## Records that describe figures
************

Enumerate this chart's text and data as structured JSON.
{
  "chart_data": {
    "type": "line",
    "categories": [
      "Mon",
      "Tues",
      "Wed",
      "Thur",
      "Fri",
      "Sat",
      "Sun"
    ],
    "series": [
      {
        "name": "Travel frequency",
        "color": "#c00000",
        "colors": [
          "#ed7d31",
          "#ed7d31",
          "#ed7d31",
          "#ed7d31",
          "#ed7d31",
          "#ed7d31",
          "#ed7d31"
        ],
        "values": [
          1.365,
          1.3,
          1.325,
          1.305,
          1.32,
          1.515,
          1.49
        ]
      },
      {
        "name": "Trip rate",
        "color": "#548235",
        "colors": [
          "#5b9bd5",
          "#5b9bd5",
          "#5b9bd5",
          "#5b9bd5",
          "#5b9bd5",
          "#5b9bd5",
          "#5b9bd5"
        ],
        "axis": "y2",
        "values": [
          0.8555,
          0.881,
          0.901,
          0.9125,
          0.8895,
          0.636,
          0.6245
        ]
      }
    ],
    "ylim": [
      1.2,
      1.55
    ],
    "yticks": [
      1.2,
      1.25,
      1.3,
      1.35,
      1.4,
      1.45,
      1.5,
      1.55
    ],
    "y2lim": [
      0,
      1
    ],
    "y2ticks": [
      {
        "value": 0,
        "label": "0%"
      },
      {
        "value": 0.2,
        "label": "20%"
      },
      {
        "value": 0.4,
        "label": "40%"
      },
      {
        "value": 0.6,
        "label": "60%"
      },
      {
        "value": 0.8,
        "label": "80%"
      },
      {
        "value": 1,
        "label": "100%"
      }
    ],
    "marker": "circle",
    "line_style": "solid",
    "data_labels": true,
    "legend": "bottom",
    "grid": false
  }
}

************

## Written task
Your task is to retype all of the records exactly.

## Response for this exercise
Enumerate this chart's text and data as structured JSON.
{
  "chart_data": {
    "type": "line",
    "categories": [
      "Mon",
      "Tues",
      "Wed",
      "Thur",
      "Fri",
      "Sat",
      "Sun"
    ],
    "series": [
      {
        "name": "Travel frequency",
        "color": "#c00000",
        "colors": [
          "#ed7d31",
          "#ed7d31",
          "#ed7d31",
          "#ed7d31",
          "#ed7d31",
          "#ed7d31",
          "#ed7d31"
        ],
        "values": [
          1.365,
          1.3,
          1.325,
          1.305,
          1.32,
          1.515,
          1.49
        ]
      },
      {
        "name": "Trip rate",
        "color": "#548235",
        "colors": [
          "#5b9bd5",
          "#5b9bd5",
          "#5b9bd5",
          "#5b9bd5",
          "#5b9bd5",
          "#5b9bd5",
          "#5b9bd5"
        ],
        "axis": "y2",
        "values": [
          0.8555,
          0.881,
          0.901,
          0.9125,
          0.8895,
          0.636,
          0.6245
        ]
      }
    ],
    "ylim": [
      1.2,
      1.55
    ],
    "yticks": [
      1.2,
      1.25,
      1.3,
      1.35,
      1.4,
      1.45,
      1.5,
      1.55
    ],
    "y2lim": [
      0,
      1
    ],
    "y2ticks": [
      {
        "value": 0,
        "label": "0%"
      },
      {
        "value": 0.2,
        "label": "20%"
      },
      {
        "value": 0.4,
        "label": "40%"
      },
      {
        "value": 0.6,
        "label": "60%"
      },
      {
        "value": 0.8,
        "label": "80%"
      },
      {
        "value": 1,
        "label": "100%"
      }
    ],
    "marker": "circle",
    "line_style": "solid",
    "data_labels": true,
    "legend": "bottom",
    "grid": false
  }
}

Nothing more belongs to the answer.